Pick out the lines below with "шайбы" and list them.

Dataset entries
○ ○ ○

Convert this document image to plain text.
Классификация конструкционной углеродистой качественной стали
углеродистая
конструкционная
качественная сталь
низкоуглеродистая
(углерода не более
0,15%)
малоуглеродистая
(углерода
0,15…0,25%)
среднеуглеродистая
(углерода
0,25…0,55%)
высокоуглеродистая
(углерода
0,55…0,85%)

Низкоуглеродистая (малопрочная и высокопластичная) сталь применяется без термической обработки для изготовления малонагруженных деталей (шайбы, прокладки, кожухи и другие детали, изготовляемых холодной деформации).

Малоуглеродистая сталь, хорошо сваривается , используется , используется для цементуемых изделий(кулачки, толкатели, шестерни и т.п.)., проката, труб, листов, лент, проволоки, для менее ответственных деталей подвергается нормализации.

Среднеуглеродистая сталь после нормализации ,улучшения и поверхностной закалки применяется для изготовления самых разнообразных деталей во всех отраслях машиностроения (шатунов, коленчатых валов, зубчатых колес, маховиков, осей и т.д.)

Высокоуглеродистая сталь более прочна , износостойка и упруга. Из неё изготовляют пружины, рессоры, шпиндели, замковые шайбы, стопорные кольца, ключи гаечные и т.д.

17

○ ○ ○

(Full response)
Низкоуглеродистая (малопрочная и высокопластичная) сталь применяется без термической обработки для изготовления малонагруженных деталей (шайбы, прокладки, кожухи и другие детали, изготовляемых холодной деформации).
Высокоуглеродистая сталь более прочна , износостойка и упруга. Из неё изготовляют пружины, рессоры, шпиндели, замковые шайбы, стопорные кольца, ключи гаечные и т.д.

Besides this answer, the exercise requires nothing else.